### WHAT IS EXPECTED
Extract the listing in its entirety, keeping each line identical to the original.

(Saved entries)
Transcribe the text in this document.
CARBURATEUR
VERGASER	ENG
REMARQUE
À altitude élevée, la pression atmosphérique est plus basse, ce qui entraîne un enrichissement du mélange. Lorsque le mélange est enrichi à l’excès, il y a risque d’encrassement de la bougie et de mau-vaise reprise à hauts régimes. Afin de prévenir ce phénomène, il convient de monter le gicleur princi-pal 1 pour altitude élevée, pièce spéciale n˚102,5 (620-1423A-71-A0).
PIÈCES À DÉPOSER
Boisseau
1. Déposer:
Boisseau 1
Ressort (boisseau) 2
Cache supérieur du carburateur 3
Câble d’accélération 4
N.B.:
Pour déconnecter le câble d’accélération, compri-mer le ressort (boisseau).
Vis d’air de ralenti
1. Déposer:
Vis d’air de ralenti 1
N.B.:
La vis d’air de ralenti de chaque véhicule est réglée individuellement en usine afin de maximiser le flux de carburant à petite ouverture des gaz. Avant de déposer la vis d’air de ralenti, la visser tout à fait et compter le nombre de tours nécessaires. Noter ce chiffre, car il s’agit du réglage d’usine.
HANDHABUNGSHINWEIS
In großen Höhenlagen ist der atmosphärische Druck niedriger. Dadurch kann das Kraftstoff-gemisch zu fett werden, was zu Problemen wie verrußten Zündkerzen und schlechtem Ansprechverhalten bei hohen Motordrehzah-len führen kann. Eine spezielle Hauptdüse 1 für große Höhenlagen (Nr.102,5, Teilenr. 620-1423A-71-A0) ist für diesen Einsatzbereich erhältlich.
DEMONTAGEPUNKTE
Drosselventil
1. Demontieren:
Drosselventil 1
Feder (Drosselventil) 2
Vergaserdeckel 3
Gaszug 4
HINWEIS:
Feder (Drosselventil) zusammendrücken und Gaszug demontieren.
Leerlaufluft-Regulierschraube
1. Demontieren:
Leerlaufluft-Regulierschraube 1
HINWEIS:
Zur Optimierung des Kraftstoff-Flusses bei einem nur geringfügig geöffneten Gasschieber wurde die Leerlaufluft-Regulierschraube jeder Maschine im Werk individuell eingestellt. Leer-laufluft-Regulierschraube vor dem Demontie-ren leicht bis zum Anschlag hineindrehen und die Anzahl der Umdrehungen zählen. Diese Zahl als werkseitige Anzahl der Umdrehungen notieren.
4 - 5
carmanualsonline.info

### SOLUTION
Transcribe the text in this document.
CARBURATEUR
VERGASER	ENG
REMARQUE
À altitude élevée, la pression atmosphérique est plus basse, ce qui entraîne un enrichissement du mélange. Lorsque le mélange est enrichi à l’excès, il y a risque d’encrassement de la bougie et de mau-vaise reprise à hauts régimes. Afin de prévenir ce phénomène, il convient de monter le gicleur princi-pal 1 pour altitude élevée, pièce spéciale n˚102,5 (620-1423A-71-A0).
PIÈCES À DÉPOSER
Boisseau
1. Déposer:
Boisseau 1
Ressort (boisseau) 2
Cache supérieur du carburateur 3
Câble d’accélération 4
N.B.:
Pour déconnecter le câble d’accélération, compri-mer le ressort (boisseau).
Vis d’air de ralenti
1. Déposer:
Vis d’air de ralenti 1
N.B.:
La vis d’air de ralenti de chaque véhicule est réglée individuellement en usine afin de maximiser le flux de carburant à petite ouverture des gaz. Avant de déposer la vis d’air de ralenti, la visser tout à fait et compter le nombre de tours nécessaires. Noter ce chiffre, car il s’agit du réglage d’usine.
HANDHABUNGSHINWEIS
In großen Höhenlagen ist der atmosphärische Druck niedriger. Dadurch kann das Kraftstoff-gemisch zu fett werden, was zu Problemen wie verrußten Zündkerzen und schlechtem Ansprechverhalten bei hohen Motordrehzah-len führen kann. Eine spezielle Hauptdüse 1 für große Höhenlagen (Nr.102,5, Teilenr. 620-1423A-71-A0) ist für diesen Einsatzbereich erhältlich.
DEMONTAGEPUNKTE
Drosselventil
1. Demontieren:
Drosselventil 1
Feder (Drosselventil) 2
Vergaserdeckel 3
Gaszug 4
HINWEIS:
Feder (Drosselventil) zusammendrücken und Gaszug demontieren.
Leerlaufluft-Regulierschraube
1. Demontieren:
Leerlaufluft-Regulierschraube 1
HINWEIS:
Zur Optimierung des Kraftstoff-Flusses bei einem nur geringfügig geöffneten Gasschieber wurde die Leerlaufluft-Regulierschraube jeder Maschine im Werk individuell eingestellt. Leer-laufluft-Regulierschraube vor dem Demontie-ren leicht bis zum Anschlag hineindrehen und die Anzahl der Umdrehungen zählen. Diese Zahl als werkseitige Anzahl der Umdrehungen notieren.
4 - 5
carmanualsonline.info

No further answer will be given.